### Work instructions
Every record must be written out once more, with nothing added or omitted.

---+---

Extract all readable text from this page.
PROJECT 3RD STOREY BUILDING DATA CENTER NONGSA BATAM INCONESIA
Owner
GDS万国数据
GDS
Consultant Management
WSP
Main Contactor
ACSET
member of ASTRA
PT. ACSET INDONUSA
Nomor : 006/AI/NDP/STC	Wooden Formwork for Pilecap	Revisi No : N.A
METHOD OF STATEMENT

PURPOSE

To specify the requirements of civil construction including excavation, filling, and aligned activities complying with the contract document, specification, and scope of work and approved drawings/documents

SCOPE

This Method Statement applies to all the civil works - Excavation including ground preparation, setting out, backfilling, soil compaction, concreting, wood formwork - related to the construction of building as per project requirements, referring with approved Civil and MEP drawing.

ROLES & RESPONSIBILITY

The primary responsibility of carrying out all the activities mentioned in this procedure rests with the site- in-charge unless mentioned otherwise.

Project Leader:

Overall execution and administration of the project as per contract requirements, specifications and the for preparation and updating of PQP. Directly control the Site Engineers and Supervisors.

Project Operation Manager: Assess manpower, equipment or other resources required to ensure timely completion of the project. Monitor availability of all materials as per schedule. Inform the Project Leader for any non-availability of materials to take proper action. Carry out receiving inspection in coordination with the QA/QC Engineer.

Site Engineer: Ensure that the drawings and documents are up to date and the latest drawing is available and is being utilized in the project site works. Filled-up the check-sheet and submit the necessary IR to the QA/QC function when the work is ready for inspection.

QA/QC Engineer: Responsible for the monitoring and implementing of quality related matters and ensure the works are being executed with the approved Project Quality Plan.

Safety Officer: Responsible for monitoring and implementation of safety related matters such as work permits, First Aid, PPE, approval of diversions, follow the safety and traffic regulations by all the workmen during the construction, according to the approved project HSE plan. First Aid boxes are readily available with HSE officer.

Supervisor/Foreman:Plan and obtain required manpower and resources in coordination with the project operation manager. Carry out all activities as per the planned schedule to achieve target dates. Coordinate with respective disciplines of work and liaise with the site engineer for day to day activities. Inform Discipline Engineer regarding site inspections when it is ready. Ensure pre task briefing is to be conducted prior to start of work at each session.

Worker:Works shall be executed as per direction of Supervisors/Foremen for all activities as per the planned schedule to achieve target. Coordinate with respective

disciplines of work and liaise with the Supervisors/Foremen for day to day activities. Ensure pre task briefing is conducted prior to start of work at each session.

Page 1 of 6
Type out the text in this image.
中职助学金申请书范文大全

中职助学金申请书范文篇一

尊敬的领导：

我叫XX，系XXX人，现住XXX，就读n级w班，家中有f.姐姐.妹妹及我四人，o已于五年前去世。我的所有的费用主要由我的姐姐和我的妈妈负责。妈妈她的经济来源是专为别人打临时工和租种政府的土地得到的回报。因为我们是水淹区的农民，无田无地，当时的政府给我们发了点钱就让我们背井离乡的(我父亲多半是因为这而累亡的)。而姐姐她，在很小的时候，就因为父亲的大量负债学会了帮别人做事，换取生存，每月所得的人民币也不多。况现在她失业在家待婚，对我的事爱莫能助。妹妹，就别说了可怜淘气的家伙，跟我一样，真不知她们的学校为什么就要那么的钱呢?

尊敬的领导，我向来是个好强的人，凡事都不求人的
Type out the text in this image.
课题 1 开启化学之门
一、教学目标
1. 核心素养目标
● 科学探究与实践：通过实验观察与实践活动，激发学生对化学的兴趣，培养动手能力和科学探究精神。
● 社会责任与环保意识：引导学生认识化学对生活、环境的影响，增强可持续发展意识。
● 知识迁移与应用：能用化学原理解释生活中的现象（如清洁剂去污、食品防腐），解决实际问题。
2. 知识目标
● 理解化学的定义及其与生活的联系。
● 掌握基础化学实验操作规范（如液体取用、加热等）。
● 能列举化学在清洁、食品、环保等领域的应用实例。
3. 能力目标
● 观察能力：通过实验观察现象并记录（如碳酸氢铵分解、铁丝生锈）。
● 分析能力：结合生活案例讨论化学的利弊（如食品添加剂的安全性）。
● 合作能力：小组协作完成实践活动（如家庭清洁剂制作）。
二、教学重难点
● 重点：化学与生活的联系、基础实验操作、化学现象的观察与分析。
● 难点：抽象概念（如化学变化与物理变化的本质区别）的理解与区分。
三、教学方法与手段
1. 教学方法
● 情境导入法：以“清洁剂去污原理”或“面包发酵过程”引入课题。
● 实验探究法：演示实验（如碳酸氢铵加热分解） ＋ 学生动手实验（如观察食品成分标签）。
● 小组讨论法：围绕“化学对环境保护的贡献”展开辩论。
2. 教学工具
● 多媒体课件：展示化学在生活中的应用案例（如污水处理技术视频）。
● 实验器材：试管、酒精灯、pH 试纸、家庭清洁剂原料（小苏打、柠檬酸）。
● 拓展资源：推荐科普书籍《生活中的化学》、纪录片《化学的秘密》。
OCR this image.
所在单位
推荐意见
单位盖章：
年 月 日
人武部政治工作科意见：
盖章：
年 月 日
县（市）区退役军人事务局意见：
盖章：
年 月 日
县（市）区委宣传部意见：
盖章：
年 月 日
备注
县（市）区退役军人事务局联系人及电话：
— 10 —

---+---

### Reply
Extract all readable text from this page.
PROJECT 3RD STOREY BUILDING DATA CENTER NONGSA BATAM INCONESIA
Owner
GDS万国数据
GDS
Consultant Management
WSP
Main Contactor
ACSET
member of ASTRA
PT. ACSET INDONUSA
Nomor : 006/AI/NDP/STC	Wooden Formwork for Pilecap	Revisi No : N.A
METHOD OF STATEMENT

PURPOSE

To specify the requirements of civil construction including excavation, filling, and aligned activities complying with the contract document, specification, and scope of work and approved drawings/documents

SCOPE

This Method Statement applies to all the civil works - Excavation including ground preparation, setting out, backfilling, soil compaction, concreting, wood formwork - related to the construction of building as per project requirements, referring with approved Civil and MEP drawing.

ROLES & RESPONSIBILITY

The primary responsibility of carrying out all the activities mentioned in this procedure rests with the site- in-charge unless mentioned otherwise.

Project Leader:

Overall execution and administration of the project as per contract requirements, specifications and the for preparation and updating of PQP. Directly control the Site Engineers and Supervisors.

Project Operation Manager: Assess manpower, equipment or other resources required to ensure timely completion of the project. Monitor availability of all materials as per schedule. Inform the Project Leader for any non-availability of materials to take proper action. Carry out receiving inspection in coordination with the QA/QC Engineer.

Site Engineer: Ensure that the drawings and documents are up to date and the latest drawing is available and is being utilized in the project site works. Filled-up the check-sheet and submit the necessary IR to the QA/QC function when the work is ready for inspection.

QA/QC Engineer: Responsible for the monitoring and implementing of quality related matters and ensure the works are being executed with the approved Project Quality Plan.

Safety Officer: Responsible for monitoring and implementation of safety related matters such as work permits, First Aid, PPE, approval of diversions, follow the safety and traffic regulations by all the workmen during the construction, according to the approved project HSE plan. First Aid boxes are readily available with HSE officer.

Supervisor/Foreman:Plan and obtain required manpower and resources in coordination with the project operation manager. Carry out all activities as per the planned schedule to achieve target dates. Coordinate with respective disciplines of work and liaise with the site engineer for day to day activities. Inform Discipline Engineer regarding site inspections when it is ready. Ensure pre task briefing is to be conducted prior to start of work at each session.

Worker:Works shall be executed as per direction of Supervisors/Foremen for all activities as per the planned schedule to achieve target. Coordinate with respective

disciplines of work and liaise with the Supervisors/Foremen for day to day activities. Ensure pre task briefing is conducted prior to start of work at each session.

Page 1 of 6
Type out the text in this image.
中职助学金申请书范文大全

中职助学金申请书范文篇一

尊敬的领导：

我叫XX，系XXX人，现住XXX，就读n级w班，家中有f.姐姐.妹妹及我四人，o已于五年前去世。我的所有的费用主要由我的姐姐和我的妈妈负责。妈妈她的经济来源是专为别人打临时工和租种政府的土地得到的回报。因为我们是水淹区的农民，无田无地，当时的政府给我们发了点钱就让我们背井离乡的(我父亲多半是因为这而累亡的)。而姐姐她，在很小的时候，就因为父亲的大量负债学会了帮别人做事，换取生存，每月所得的人民币也不多。况现在她失业在家待婚，对我的事爱莫能助。妹妹，就别说了可怜淘气的家伙，跟我一样，真不知她们的学校为什么就要那么的钱呢?

尊敬的领导，我向来是个好强的人，凡事都不求人的
Type out the text in this image.
课题 1 开启化学之门
一、教学目标
1. 核心素养目标
● 科学探究与实践：通过实验观察与实践活动，激发学生对化学的兴趣，培养动手能力和科学探究精神。
● 社会责任与环保意识：引导学生认识化学对生活、环境的影响，增强可持续发展意识。
● 知识迁移与应用：能用化学原理解释生活中的现象（如清洁剂去污、食品防腐），解决实际问题。
2. 知识目标
● 理解化学的定义及其与生活的联系。
● 掌握基础化学实验操作规范（如液体取用、加热等）。
● 能列举化学在清洁、食品、环保等领域的应用实例。
3. 能力目标
● 观察能力：通过实验观察现象并记录（如碳酸氢铵分解、铁丝生锈）。
● 分析能力：结合生活案例讨论化学的利弊（如食品添加剂的安全性）。
● 合作能力：小组协作完成实践活动（如家庭清洁剂制作）。
二、教学重难点
● 重点：化学与生活的联系、基础实验操作、化学现象的观察与分析。
● 难点：抽象概念（如化学变化与物理变化的本质区别）的理解与区分。
三、教学方法与手段
1. 教学方法
● 情境导入法：以“清洁剂去污原理”或“面包发酵过程”引入课题。
● 实验探究法：演示实验（如碳酸氢铵加热分解） ＋ 学生动手实验（如观察食品成分标签）。
● 小组讨论法：围绕“化学对环境保护的贡献”展开辩论。
2. 教学工具
● 多媒体课件：展示化学在生活中的应用案例（如污水处理技术视频）。
● 实验器材：试管、酒精灯、pH 试纸、家庭清洁剂原料（小苏打、柠檬酸）。
● 拓展资源：推荐科普书籍《生活中的化学》、纪录片《化学的秘密》。
OCR this image.
所在单位
推荐意见
单位盖章：
年 月 日
人武部政治工作科意见：
盖章：
年 月 日
县（市）区退役军人事务局意见：
盖章：
年 月 日
县（市）区委宣传部意见：
盖章：
年 月 日
备注
县（市）区退役军人事务局联系人及电话：
— 10 —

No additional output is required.